__Problem to solve__
Give the count of lines holding the string "good" and nothing else.
___ Data extract ___
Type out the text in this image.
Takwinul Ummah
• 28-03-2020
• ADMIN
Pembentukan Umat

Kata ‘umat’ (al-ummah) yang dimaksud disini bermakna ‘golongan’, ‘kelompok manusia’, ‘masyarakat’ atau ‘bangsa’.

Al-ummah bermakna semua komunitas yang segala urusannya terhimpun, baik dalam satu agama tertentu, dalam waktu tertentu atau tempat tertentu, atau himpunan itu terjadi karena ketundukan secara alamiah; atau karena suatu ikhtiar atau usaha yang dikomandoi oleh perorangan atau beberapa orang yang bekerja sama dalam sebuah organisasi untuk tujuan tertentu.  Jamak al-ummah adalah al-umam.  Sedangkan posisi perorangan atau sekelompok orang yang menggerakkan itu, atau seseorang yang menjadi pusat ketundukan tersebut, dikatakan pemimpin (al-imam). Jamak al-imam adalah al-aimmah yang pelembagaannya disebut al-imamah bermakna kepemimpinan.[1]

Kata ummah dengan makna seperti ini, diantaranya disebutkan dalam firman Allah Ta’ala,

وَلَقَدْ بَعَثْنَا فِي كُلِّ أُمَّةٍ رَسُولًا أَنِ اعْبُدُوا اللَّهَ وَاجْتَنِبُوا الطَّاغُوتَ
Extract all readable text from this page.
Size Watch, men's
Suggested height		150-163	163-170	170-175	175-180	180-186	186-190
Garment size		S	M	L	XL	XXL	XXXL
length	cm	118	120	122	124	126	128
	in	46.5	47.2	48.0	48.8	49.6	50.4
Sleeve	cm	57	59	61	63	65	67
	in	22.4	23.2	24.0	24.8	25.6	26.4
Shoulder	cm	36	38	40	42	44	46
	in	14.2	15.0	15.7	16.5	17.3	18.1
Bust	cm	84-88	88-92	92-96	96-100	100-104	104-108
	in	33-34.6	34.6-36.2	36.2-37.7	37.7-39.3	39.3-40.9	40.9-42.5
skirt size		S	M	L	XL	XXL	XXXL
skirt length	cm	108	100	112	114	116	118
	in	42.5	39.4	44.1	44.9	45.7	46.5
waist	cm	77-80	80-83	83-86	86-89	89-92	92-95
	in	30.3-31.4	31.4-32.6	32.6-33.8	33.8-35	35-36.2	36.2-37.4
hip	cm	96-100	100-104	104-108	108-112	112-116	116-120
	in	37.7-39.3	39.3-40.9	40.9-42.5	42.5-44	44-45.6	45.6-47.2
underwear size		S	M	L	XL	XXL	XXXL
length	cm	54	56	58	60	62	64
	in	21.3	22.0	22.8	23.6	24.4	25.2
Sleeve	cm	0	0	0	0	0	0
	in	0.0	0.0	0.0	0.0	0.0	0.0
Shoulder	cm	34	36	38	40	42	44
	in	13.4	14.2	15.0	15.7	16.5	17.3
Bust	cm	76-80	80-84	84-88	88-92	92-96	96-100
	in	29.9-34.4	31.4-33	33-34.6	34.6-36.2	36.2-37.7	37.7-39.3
___
___ Data extract ___
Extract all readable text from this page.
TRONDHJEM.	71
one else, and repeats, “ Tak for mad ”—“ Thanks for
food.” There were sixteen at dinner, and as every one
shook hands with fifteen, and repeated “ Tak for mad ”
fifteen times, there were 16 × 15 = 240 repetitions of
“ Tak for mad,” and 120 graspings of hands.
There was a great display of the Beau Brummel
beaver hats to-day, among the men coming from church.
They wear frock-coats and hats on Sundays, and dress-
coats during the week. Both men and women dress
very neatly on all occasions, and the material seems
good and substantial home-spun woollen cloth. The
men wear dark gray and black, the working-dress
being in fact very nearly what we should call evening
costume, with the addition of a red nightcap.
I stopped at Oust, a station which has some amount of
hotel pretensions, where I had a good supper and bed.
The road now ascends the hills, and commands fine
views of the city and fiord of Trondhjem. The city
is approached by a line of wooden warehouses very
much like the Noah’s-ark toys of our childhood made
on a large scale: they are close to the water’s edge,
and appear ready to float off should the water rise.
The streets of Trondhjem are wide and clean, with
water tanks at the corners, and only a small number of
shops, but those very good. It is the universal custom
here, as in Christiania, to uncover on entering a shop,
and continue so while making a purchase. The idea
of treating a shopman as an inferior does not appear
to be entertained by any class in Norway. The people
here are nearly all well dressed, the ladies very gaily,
___
___ Data extract ___
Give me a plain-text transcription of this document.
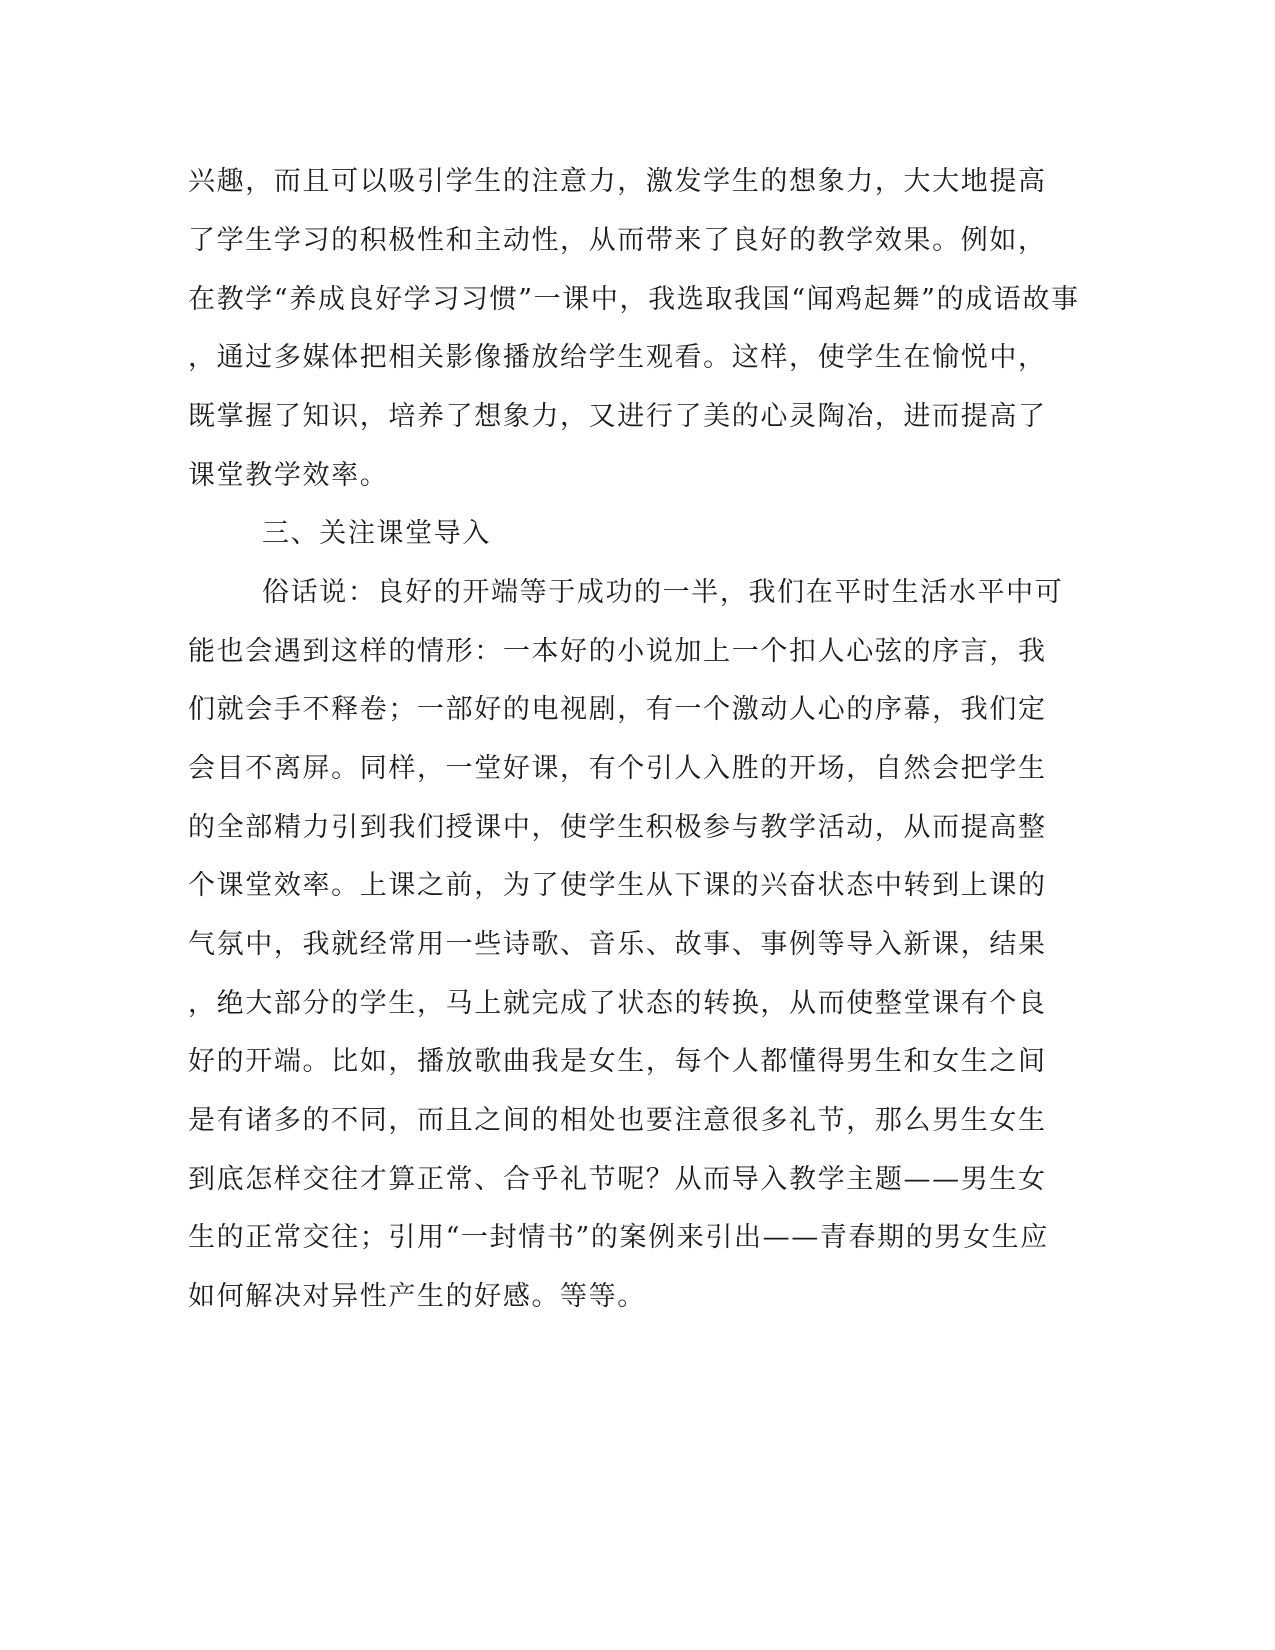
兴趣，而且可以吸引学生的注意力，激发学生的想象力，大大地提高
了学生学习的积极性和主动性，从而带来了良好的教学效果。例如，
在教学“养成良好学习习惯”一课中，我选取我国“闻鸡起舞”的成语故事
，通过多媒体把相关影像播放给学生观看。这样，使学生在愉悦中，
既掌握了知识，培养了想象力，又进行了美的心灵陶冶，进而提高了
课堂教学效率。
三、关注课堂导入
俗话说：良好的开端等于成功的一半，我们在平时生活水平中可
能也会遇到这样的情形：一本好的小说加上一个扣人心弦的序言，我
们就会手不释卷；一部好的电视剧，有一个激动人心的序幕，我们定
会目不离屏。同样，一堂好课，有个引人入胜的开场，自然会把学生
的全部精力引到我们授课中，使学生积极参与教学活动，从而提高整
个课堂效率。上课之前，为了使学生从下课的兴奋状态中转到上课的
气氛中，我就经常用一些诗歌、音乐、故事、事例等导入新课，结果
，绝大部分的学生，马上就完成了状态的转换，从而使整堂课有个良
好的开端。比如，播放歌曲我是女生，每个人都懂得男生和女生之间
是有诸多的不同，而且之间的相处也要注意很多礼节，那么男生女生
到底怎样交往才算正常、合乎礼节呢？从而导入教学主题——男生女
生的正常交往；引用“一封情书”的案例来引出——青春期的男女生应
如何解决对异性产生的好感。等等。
___
__Solution__
3